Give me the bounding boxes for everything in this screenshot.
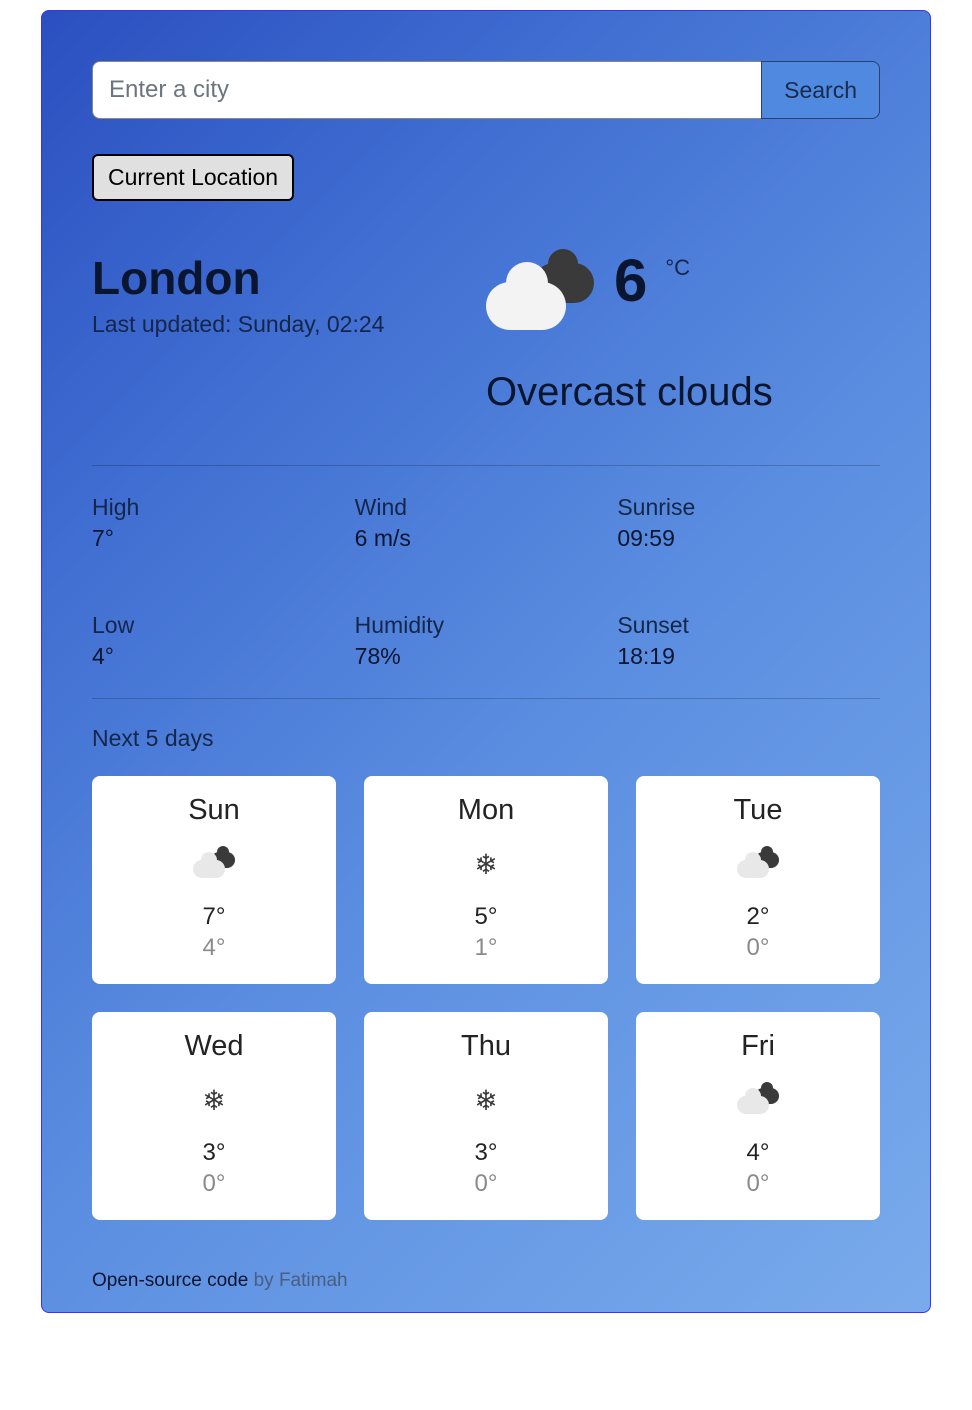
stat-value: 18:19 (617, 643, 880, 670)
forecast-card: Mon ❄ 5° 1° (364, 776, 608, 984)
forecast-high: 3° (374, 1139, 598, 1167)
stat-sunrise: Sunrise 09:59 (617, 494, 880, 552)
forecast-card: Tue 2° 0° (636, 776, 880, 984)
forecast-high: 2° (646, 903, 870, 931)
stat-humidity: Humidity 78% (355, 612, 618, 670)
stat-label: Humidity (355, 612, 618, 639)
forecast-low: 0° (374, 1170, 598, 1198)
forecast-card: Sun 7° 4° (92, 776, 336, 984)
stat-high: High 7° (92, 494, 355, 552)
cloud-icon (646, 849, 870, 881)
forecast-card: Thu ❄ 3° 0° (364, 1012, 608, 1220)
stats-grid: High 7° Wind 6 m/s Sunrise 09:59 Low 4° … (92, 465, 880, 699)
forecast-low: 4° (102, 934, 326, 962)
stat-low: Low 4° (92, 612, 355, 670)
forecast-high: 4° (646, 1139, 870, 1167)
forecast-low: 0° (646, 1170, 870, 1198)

§ §

Transcribe the stretch of records from the line containing "stat-value: 18:19 (617, 643, 880, 670)" through the line containing "forecast-low: 0° (374, 1170, 598, 1198)", including both of those lines, and reproduce each one precisely.

stat-value: 18:19 (617, 643, 880, 670)
forecast-card: Mon ❄ 5° 1° (364, 776, 608, 984)
forecast-high: 3° (374, 1139, 598, 1167)
stat-sunrise: Sunrise 09:59 (617, 494, 880, 552)
forecast-card: Tue 2° 0° (636, 776, 880, 984)
forecast-high: 2° (646, 903, 870, 931)
stat-humidity: Humidity 78% (355, 612, 618, 670)
stat-label: Humidity (355, 612, 618, 639)
forecast-low: 0° (374, 1170, 598, 1198)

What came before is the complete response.